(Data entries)
• • •

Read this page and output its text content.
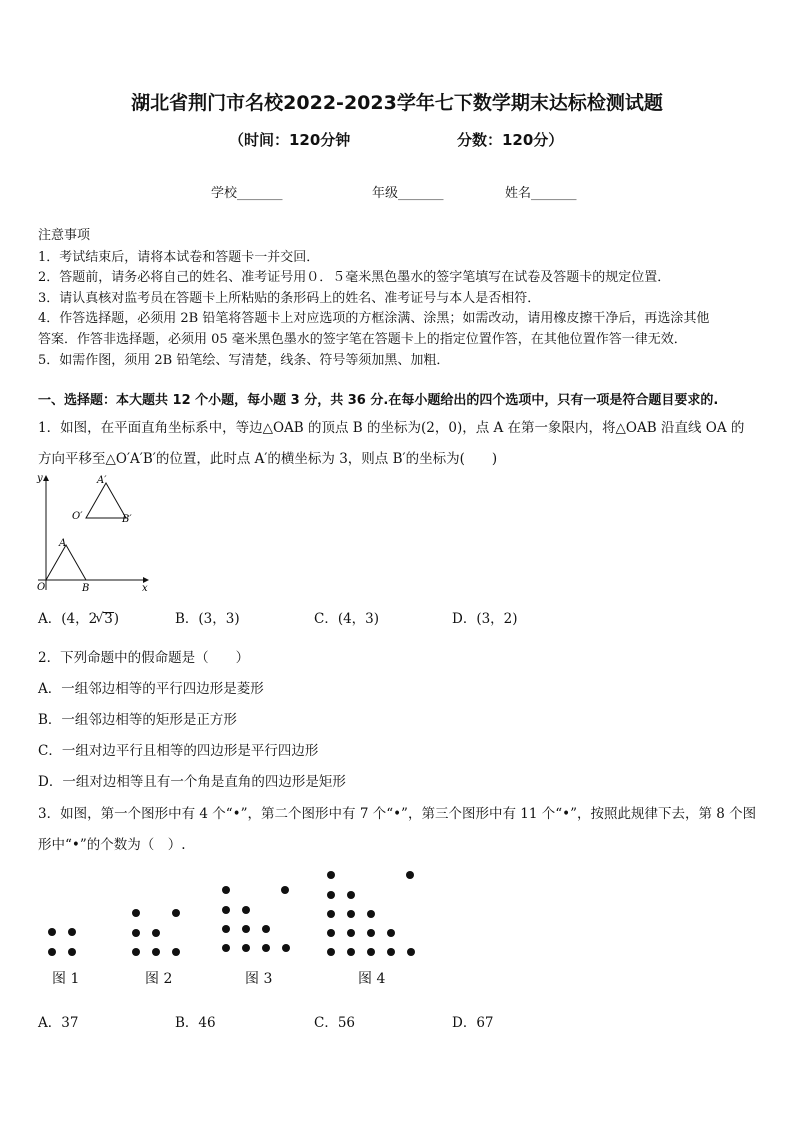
湖北省荆门市名校2022-2023学年七下数学期末达标检测试题
（时间：120分钟	分数：120分）
学校_______	年级_______	姓名_______
注意事项
1．考试结束后，请将本试卷和答题卡一并交回．
2．答题前，请务必将自己的姓名、准考证号用０．５毫米黑色墨水的签字笔填写在试卷及答题卡的规定位置．
3．请认真核对监考员在答题卡上所粘贴的条形码上的姓名、准考证号与本人是否相符．
4．作答选择题，必须用 2B 铅笔将答题卡上对应选项的方框涂满、涂黑；如需改动，请用橡皮擦干净后，再选涂其他
答案．作答非选择题，必须用 05 毫米黑色墨水的签字笔在答题卡上的指定位置作答，在其他位置作答一律无效．
5．如需作图，须用 2B 铅笔绘、写清楚，线条、符号等须加黑、加粗．
一、选择题：本大题共 12 个小题，每小题 3 分，共 36 分.在每小题给出的四个选项中，只有一项是符合题目要求的.
1．如图，在平面直角坐标系中，等边△OAB 的顶点 B 的坐标为(2，0)，点 A 在第一象限内，将△OAB 沿直线 OA 的
方向平移至△O′A′B′的位置，此时点 A′的横坐标为 3，则点 B′的坐标为(　　)
y
x
O
A
B
O′
A′
B′
A．(4，2√ 3)	B．(3，3)	C．(4，3)	D．(3，2)
2．下列命题中的假命题是（　　）
A．一组邻边相等的平行四边形是菱形
B．一组邻边相等的矩形是正方形
C．一组对边平行且相等的四边形是平行四边形
D．一组对边相等且有一个角是直角的四边形是矩形
3．如图，第一个图形中有 4 个“•”，第二个图形中有 7 个“•”，第三个图形中有 11 个“•”，按照此规律下去，第 8 个图
形中“•”的个数为（　）.
图 1	图 2	图 3	图 4
A．37	B．46	C．56	D．67
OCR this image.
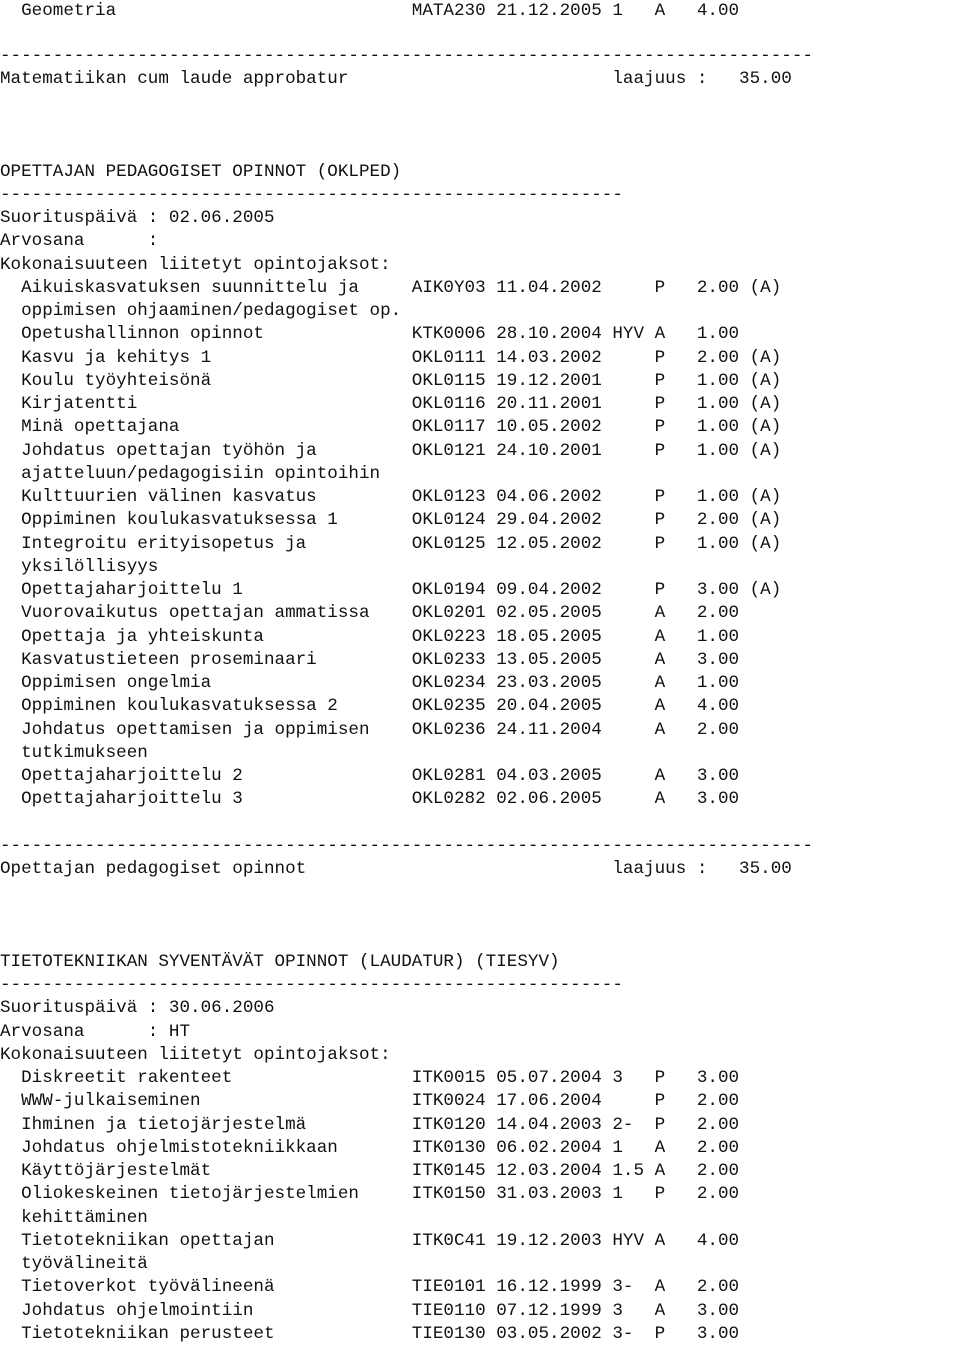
Geometria                            MATA230 21.12.2005 1   A   4.00
-----------------------------------------------------------------------------
Matematiikan cum laude approbatur                         laajuus :   35.00
OPETTAJAN PEDAGOGISET OPINNOT (OKLPED)
-----------------------------------------------------------
Suorituspäivä : 02.06.2005
Arvosana      :
Kokonaisuuteen liitetyt opintojaksot:
Aikuiskasvatuksen suunnittelu ja     AIK0Y03 11.04.2002     P   2.00 (A)
oppimisen ohjaaminen/pedagogiset op.
Opetushallinnon opinnot              KTK0006 28.10.2004 HYV A   1.00
Kasvu ja kehitys 1                   OKL0111 14.03.2002     P   2.00 (A)
Koulu työyhteisönä                   OKL0115 19.12.2001     P   1.00 (A)
Kirjatentti                          OKL0116 20.11.2001     P   1.00 (A)
Minä opettajana                      OKL0117 10.05.2002     P   1.00 (A)
Johdatus opettajan työhön ja         OKL0121 24.10.2001     P   1.00 (A)
ajatteluun/pedagogisiin opintoihin
Kulttuurien välinen kasvatus         OKL0123 04.06.2002     P   1.00 (A)
Oppiminen koulukasvatuksessa 1       OKL0124 29.04.2002     P   2.00 (A)
Integroitu erityisopetus ja          OKL0125 12.05.2002     P   1.00 (A)
yksilöllisyys
Opettajaharjoittelu 1                OKL0194 09.04.2002     P   3.00 (A)
Vuorovaikutus opettajan ammatissa    OKL0201 02.05.2005     A   2.00
Opettaja ja yhteiskunta              OKL0223 18.05.2005     A   1.00
Kasvatustieteen proseminaari         OKL0233 13.05.2005     A   3.00
Oppimisen ongelmia                   OKL0234 23.03.2005     A   1.00
Oppiminen koulukasvatuksessa 2       OKL0235 20.04.2005     A   4.00
Johdatus opettamisen ja oppimisen    OKL0236 24.11.2004     A   2.00
tutkimukseen
Opettajaharjoittelu 2                OKL0281 04.03.2005     A   3.00
Opettajaharjoittelu 3                OKL0282 02.06.2005     A   3.00
-----------------------------------------------------------------------------
Opettajan pedagogiset opinnot                             laajuus :   35.00
TIETOTEKNIIKAN SYVENTÄVÄT OPINNOT (LAUDATUR) (TIESYV)
-----------------------------------------------------------
Suorituspäivä : 30.06.2006
Arvosana      : HT
Kokonaisuuteen liitetyt opintojaksot:
Diskreetit rakenteet                 ITK0015 05.07.2004 3   P   3.00
WWW-julkaiseminen                    ITK0024 17.06.2004     P   2.00
Ihminen ja tietojärjestelmä          ITK0120 14.04.2003 2-  P   2.00
Johdatus ohjelmistotekniikkaan       ITK0130 06.02.2004 1   A   2.00
Käyttöjärjestelmät                   ITK0145 12.03.2004 1.5 A   2.00
Oliokeskeinen tietojärjestelmien     ITK0150 31.03.2003 1   P   2.00
kehittäminen
Tietotekniikan opettajan             ITK0C41 19.12.2003 HYV A   4.00
työvälineitä
Tietoverkot työvälineenä             TIE0101 16.12.1999 3-  A   2.00
Johdatus ohjelmointiin               TIE0110 07.12.1999 3   A   3.00
Tietotekniikan perusteet             TIE0130 03.05.2002 3-  P   3.00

• • •

In the records above, locate the lines holding the word "koulukasvatuksessa". Copy each of them.

Answer for this exercise:
Oppiminen koulukasvatuksessa 1       OKL0124 29.04.2002     P   2.00 (A)
Oppiminen koulukasvatuksessa 2       OKL0235 20.04.2005     A   4.00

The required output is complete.